DIRECTIONS >>
In the abstract on CAR-NK cells and scFv affinity, which cancer did the Rahnama et al study target?

EXERCISE TEXT >>
******************************

CAR-NK's balancing act: when scFv affinity is not too tight, not too loose… but just right?

Abstract

Chimeric antigen receptor (CAR) therapies have revolutionized cancer treatment by enabling immune cells to target tumor cells with high specificity. While extensive research has focused on optimizing single-chain variable fragment (scFv) affinity in CAR-T cells, its impact on CAR-natural killer (NK) cell function remains less understood. A recent study by Rahnama et al, published in the Journal for ImmunoTherapy of Cancer, addresses this gap by investigating how fine-tuning scFv affinity influences CAR-NK efficacy against acute myeloid leukemia. The study demonstrates that lower-affinity 7G3-based CAR-NK cells exhibit superior antigen discrimination, prolonged persistence, and enhanced tumor control compared with their high-affinity counterparts. However, findings with 26292-based CAR-NK cells reveal a more complex, context-dependent relationship between scFv affinity and cytotoxic function. These results highlight the need for individualized optimization of CAR designs, considering factors such as epitope accessibility, ligand-binding kinetics, and cellular context. Future studies incorporating real-time kinetic analyses and tumor microenvironment modeling will be crucial for refining CAR-NK therapies. Striking the right balance between binding affinity, dwell time, and serial killing capacity could enhance CAR-NK therapeutic potential while minimizing toxicity risks.

******************************

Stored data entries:
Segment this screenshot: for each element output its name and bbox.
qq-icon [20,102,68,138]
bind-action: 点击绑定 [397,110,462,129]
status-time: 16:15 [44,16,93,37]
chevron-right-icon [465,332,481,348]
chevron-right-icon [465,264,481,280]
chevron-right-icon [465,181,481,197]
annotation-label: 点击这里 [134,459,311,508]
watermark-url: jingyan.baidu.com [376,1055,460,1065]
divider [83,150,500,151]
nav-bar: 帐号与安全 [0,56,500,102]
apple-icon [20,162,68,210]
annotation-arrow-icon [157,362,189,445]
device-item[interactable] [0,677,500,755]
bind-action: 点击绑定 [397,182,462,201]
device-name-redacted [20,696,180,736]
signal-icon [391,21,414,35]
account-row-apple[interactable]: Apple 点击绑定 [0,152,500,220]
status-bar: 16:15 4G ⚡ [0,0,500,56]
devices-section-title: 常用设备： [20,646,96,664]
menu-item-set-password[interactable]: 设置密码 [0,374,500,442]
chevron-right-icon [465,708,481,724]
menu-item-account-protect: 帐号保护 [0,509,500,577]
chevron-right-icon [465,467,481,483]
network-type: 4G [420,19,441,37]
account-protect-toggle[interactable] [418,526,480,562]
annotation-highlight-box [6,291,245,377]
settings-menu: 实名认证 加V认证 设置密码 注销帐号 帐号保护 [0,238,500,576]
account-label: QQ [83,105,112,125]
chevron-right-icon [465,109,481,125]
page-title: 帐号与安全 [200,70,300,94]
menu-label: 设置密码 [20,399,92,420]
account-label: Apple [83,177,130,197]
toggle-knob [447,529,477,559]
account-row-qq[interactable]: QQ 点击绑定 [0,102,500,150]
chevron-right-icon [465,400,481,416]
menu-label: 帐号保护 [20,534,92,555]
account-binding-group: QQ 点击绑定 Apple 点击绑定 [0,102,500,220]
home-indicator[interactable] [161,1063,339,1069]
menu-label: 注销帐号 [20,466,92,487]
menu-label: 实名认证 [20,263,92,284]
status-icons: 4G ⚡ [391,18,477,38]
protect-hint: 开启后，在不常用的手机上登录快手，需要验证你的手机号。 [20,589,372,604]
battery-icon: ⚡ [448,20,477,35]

******************************

TASK OUTPUT >>
Acute myeloid leukemia.